[Data items]
================
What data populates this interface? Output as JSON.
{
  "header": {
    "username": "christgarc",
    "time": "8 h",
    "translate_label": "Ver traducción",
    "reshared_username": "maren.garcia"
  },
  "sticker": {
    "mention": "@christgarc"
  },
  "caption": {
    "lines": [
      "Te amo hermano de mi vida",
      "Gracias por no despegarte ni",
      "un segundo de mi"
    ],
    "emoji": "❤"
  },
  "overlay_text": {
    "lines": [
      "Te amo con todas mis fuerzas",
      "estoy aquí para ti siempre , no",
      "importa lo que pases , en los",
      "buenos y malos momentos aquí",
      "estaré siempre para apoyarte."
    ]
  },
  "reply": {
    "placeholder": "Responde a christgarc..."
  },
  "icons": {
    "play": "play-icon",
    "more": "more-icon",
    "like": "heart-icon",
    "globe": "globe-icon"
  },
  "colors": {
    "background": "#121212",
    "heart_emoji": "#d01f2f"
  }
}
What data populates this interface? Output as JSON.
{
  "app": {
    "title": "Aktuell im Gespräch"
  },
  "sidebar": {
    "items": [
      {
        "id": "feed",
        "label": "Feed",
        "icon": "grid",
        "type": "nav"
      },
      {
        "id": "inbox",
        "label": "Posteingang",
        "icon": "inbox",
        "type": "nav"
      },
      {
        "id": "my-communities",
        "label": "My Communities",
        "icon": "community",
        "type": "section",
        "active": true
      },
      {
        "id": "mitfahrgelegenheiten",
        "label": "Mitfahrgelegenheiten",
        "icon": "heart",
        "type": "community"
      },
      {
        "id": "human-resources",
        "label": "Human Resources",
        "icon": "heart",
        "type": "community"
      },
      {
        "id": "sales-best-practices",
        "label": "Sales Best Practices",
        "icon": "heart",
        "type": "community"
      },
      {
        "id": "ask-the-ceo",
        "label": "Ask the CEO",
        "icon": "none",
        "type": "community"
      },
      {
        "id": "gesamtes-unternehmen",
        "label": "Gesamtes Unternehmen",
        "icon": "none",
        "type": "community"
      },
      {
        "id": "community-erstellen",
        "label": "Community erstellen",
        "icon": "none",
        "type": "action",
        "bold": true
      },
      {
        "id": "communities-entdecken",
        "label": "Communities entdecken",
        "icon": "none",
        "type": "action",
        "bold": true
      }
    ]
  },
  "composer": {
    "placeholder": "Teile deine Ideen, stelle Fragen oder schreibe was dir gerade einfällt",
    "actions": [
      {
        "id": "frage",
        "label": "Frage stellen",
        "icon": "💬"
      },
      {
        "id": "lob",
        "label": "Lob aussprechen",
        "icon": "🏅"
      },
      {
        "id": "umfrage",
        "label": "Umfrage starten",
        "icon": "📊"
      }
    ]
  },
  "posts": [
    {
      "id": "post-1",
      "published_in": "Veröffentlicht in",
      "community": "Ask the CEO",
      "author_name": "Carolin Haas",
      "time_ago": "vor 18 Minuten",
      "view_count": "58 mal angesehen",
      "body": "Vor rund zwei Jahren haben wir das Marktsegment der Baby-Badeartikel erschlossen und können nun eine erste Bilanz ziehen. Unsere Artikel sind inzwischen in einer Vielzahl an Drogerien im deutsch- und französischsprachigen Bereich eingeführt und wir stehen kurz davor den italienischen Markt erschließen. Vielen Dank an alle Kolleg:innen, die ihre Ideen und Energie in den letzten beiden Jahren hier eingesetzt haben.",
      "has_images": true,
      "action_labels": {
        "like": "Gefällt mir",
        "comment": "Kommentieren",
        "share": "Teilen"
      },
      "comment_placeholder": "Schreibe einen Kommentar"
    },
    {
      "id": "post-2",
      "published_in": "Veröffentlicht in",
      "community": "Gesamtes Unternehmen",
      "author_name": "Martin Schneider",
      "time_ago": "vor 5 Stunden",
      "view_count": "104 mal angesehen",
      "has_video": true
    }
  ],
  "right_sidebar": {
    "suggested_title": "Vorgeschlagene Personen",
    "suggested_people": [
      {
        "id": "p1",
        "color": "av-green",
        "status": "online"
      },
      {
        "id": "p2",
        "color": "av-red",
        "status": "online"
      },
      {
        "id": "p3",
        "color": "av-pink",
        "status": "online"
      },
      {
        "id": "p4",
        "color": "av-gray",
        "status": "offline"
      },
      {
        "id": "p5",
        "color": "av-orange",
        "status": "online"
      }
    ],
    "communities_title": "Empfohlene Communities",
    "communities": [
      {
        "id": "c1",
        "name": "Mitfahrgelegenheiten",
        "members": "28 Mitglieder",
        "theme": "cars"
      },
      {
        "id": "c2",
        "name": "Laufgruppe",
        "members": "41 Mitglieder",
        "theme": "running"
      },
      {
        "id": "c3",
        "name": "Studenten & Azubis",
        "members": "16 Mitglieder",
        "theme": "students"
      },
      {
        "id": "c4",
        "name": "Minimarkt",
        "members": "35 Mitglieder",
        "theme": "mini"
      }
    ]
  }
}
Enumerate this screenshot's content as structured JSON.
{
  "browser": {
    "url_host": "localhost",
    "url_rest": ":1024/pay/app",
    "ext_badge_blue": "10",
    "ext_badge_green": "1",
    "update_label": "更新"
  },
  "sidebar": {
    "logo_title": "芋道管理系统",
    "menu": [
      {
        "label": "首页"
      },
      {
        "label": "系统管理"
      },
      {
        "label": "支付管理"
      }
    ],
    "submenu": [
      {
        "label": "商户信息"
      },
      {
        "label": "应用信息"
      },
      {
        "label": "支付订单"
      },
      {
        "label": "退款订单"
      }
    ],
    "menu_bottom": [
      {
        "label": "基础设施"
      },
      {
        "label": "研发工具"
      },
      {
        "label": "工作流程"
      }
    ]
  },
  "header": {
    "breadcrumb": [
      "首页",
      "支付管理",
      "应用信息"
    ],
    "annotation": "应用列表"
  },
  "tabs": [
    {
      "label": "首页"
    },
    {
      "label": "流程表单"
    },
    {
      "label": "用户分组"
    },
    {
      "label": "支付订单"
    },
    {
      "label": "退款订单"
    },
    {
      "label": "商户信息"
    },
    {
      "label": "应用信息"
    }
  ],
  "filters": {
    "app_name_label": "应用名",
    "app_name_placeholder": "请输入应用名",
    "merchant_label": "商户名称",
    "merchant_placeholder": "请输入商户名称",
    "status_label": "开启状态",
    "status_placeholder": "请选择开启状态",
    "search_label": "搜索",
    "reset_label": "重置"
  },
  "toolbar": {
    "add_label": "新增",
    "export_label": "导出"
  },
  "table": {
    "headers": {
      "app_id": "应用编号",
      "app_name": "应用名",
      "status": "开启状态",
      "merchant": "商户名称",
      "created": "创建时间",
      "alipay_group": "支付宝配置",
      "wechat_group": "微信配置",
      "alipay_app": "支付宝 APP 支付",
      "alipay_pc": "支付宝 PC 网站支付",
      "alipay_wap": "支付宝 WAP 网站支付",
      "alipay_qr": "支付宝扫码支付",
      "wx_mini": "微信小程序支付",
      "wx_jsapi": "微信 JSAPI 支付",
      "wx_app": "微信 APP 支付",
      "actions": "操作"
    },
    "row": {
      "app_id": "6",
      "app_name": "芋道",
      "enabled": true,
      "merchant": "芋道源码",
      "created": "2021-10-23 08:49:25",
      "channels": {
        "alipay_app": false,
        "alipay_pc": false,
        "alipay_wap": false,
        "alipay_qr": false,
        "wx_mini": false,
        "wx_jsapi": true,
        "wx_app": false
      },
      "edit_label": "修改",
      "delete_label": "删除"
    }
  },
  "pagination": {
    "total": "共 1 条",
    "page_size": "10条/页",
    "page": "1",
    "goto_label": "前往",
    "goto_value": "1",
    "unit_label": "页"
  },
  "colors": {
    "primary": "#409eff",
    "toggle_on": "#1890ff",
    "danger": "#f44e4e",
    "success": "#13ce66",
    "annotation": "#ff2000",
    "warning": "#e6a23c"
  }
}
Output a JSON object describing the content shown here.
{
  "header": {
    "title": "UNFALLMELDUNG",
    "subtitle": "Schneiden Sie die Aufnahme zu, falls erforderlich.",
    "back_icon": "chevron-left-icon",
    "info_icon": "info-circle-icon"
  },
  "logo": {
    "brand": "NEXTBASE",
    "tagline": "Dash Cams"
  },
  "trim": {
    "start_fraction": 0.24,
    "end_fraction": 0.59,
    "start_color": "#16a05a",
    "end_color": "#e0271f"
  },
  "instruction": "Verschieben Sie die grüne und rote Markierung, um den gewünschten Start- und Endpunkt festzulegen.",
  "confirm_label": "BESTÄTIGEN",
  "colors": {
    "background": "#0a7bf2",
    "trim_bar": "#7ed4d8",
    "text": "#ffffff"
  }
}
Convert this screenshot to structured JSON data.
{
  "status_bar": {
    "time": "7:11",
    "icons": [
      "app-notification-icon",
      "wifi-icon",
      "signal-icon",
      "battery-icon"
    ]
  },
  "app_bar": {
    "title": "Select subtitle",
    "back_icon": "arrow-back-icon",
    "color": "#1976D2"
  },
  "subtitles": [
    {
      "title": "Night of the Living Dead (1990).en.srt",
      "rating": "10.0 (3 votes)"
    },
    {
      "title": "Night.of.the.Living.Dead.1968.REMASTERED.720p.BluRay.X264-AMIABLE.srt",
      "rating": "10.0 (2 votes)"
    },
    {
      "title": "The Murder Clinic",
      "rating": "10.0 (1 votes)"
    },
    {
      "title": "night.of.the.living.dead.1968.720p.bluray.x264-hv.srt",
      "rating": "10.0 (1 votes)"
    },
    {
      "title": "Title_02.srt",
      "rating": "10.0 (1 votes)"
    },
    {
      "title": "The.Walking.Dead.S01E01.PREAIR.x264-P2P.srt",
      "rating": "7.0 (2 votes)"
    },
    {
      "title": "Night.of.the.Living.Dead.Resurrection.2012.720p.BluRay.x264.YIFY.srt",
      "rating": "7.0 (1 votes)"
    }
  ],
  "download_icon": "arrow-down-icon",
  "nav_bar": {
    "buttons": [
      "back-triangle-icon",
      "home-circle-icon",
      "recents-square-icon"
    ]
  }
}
================
Prompt:
Note each line of the entries that has "JSON" in it, and copy those lines.

Solution below:
What data populates this interface? Output as JSON.
What data populates this interface? Output as JSON.
Enumerate this screenshot's content as structured JSON.
Output a JSON object describing the content shown here.
Convert this screenshot to structured JSON data.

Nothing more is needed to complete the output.